Start of Input rows

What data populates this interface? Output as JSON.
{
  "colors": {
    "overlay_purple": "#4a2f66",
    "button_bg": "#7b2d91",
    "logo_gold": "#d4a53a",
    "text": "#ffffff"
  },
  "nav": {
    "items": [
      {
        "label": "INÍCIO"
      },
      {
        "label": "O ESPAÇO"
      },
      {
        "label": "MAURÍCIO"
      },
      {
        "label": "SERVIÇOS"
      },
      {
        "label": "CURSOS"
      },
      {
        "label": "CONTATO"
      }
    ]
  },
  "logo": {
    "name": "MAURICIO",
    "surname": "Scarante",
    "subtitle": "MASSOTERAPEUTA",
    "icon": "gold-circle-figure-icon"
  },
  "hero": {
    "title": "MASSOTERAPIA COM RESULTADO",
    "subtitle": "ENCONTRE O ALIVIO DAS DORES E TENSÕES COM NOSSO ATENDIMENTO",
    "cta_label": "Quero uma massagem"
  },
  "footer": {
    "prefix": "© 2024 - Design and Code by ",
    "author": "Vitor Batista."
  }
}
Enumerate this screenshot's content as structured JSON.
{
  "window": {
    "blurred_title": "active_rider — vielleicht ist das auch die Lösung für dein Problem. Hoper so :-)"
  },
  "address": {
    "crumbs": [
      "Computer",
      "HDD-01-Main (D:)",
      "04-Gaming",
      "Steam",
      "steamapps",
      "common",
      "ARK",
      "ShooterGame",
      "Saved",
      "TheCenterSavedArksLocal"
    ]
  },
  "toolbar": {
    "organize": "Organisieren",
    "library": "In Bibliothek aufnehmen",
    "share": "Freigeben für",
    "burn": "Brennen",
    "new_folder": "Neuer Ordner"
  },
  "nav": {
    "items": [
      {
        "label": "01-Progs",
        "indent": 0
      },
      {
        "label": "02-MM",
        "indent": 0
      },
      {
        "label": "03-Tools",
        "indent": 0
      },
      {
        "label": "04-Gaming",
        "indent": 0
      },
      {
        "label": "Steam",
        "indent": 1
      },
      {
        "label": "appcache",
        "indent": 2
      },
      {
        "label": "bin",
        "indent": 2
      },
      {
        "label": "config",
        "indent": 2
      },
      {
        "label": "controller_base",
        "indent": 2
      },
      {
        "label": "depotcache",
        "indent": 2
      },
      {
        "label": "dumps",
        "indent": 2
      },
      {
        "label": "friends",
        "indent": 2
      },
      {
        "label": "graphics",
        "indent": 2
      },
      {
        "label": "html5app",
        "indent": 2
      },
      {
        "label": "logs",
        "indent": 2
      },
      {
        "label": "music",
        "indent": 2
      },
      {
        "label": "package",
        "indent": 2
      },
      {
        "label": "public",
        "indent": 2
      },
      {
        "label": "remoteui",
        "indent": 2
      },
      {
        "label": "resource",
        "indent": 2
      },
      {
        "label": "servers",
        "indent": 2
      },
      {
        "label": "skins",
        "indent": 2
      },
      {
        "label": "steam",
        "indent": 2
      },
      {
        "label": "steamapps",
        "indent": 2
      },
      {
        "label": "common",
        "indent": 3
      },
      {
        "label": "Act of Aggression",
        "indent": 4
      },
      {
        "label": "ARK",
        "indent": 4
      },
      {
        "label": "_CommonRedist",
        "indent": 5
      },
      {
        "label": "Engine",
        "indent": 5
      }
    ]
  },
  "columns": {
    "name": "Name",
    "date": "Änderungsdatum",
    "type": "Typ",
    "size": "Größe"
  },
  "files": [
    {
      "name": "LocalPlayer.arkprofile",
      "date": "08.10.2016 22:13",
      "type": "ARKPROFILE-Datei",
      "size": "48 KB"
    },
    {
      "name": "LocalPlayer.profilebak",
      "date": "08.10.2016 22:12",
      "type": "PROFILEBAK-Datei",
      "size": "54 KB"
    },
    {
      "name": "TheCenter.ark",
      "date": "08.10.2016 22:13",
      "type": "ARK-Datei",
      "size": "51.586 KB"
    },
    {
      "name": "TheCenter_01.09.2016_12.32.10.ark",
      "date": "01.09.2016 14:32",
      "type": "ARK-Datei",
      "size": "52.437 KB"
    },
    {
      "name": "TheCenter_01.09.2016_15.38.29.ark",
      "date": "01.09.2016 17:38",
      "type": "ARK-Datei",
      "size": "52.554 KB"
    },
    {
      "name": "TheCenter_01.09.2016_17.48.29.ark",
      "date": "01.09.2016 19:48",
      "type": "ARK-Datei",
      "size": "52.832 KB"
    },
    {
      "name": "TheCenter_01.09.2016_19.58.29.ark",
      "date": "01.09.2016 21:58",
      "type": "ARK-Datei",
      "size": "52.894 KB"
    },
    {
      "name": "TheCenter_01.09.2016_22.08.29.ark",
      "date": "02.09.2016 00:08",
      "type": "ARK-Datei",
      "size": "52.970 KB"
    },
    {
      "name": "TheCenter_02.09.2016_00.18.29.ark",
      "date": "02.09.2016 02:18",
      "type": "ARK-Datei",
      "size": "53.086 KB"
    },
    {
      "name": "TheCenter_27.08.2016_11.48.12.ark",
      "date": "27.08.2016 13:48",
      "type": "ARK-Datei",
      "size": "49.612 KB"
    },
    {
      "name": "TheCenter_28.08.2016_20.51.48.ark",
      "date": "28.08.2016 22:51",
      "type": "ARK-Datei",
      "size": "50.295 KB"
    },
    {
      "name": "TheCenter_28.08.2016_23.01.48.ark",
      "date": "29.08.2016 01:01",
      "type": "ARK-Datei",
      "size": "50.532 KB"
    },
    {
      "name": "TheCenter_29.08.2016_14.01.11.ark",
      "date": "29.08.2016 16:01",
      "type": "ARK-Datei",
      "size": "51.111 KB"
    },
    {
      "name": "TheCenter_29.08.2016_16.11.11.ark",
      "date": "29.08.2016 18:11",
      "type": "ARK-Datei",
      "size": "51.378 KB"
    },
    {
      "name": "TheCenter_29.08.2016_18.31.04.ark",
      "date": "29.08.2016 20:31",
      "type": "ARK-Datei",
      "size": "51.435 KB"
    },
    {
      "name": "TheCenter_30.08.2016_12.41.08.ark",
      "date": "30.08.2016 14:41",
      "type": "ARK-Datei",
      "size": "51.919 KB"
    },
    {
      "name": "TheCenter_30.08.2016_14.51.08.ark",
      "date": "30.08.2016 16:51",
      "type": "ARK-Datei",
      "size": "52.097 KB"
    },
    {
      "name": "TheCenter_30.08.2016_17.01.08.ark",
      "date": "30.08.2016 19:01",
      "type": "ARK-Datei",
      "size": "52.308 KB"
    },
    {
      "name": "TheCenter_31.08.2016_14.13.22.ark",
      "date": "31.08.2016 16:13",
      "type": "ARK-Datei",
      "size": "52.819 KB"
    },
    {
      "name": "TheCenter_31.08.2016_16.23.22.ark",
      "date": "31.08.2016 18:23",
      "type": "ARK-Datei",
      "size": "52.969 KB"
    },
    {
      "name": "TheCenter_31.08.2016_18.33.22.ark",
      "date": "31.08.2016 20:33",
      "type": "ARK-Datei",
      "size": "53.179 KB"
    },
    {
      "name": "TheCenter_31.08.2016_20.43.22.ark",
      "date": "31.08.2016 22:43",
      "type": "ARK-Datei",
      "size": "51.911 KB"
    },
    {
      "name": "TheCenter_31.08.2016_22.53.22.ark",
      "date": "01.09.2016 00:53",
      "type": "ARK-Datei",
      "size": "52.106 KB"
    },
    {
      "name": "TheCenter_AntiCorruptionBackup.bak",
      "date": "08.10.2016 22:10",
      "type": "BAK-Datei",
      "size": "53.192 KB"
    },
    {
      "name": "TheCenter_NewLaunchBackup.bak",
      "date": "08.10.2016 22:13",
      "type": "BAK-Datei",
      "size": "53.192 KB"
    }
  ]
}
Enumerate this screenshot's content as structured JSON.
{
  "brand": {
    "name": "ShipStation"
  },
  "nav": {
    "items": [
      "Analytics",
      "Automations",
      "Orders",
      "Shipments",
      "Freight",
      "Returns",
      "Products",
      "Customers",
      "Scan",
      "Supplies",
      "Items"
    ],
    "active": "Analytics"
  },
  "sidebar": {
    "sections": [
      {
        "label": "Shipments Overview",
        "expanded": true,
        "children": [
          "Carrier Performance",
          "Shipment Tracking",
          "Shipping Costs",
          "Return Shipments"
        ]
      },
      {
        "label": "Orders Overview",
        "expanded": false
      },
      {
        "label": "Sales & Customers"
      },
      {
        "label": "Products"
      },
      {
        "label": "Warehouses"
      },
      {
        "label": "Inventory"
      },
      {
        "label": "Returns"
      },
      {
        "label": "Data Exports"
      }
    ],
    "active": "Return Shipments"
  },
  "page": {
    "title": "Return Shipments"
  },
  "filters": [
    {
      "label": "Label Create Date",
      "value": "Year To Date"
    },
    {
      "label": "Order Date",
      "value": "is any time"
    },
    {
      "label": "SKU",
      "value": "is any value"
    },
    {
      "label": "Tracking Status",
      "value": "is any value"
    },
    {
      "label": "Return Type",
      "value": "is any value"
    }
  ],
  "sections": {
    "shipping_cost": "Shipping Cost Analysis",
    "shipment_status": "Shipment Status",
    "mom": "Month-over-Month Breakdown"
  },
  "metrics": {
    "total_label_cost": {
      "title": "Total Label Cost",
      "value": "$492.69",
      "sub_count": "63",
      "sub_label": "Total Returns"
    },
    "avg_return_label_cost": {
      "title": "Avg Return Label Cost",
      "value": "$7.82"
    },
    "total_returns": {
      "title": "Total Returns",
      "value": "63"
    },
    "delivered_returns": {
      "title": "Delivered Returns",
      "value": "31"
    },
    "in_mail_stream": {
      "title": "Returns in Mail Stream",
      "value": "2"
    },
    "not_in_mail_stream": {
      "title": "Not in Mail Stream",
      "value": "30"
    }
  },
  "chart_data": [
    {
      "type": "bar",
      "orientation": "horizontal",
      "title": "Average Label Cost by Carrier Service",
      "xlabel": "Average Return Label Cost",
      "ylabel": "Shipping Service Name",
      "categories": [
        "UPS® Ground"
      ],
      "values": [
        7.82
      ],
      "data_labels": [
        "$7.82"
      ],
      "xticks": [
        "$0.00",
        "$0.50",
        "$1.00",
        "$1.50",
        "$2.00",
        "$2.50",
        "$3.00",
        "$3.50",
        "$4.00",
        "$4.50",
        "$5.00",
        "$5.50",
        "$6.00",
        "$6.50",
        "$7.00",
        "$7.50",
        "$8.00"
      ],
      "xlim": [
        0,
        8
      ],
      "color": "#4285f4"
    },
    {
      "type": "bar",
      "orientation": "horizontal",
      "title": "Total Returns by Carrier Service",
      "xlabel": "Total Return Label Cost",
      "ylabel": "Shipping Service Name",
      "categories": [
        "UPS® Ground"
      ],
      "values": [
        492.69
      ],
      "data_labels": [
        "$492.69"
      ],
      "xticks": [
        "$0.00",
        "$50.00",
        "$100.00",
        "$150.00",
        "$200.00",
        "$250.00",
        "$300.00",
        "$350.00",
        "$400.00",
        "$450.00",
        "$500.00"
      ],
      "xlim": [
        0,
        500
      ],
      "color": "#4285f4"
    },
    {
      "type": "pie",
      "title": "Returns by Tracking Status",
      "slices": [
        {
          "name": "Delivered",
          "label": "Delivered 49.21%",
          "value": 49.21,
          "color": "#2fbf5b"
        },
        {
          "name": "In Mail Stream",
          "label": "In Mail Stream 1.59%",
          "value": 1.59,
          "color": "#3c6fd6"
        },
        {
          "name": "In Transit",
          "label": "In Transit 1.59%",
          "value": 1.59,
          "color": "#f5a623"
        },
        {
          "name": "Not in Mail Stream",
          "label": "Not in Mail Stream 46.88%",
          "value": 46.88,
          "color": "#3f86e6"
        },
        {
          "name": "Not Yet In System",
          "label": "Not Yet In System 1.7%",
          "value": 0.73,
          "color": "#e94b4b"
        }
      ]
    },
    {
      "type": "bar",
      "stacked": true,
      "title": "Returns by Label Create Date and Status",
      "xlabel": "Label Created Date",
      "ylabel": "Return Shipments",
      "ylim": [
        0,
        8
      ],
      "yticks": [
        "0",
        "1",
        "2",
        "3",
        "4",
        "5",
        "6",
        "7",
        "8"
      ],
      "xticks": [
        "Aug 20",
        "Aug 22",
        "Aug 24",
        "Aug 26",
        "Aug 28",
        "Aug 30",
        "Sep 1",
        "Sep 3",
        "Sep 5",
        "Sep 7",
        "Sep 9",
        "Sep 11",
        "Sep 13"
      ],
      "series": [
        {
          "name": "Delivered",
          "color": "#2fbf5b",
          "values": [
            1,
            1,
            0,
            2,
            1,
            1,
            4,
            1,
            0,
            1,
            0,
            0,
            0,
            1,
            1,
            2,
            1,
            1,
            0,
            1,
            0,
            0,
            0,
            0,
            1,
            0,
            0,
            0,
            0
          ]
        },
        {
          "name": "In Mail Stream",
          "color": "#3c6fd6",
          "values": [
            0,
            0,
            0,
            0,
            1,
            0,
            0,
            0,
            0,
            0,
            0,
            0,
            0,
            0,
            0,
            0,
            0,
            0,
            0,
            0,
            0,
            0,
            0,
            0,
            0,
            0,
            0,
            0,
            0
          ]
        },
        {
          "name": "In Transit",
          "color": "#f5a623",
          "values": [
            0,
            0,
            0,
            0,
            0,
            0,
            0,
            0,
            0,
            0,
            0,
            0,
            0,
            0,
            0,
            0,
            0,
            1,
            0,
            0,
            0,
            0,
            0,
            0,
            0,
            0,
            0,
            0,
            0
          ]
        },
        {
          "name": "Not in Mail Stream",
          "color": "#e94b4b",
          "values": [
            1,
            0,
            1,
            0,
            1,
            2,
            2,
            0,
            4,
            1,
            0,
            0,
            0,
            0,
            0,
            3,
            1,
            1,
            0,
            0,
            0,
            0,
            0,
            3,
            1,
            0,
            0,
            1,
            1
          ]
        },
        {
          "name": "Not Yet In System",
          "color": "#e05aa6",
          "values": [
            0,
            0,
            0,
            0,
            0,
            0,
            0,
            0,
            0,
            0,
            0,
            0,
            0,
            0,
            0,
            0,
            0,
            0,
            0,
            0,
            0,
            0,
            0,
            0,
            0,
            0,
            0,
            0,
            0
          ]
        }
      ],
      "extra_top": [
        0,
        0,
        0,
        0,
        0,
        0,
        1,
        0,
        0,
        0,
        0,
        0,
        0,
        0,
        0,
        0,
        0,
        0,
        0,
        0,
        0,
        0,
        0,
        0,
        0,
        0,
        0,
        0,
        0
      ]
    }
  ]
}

End of Input rows

→ **Aim of the exercise**:
Copy each line of the records above that carries the word "Status".

→ **Response for this exercise**:
      "label": "Tracking Status",
    "shipment_status": "Shipment Status",
      "title": "Returns by Tracking Status",
      "title": "Returns by Label Create Date and Status",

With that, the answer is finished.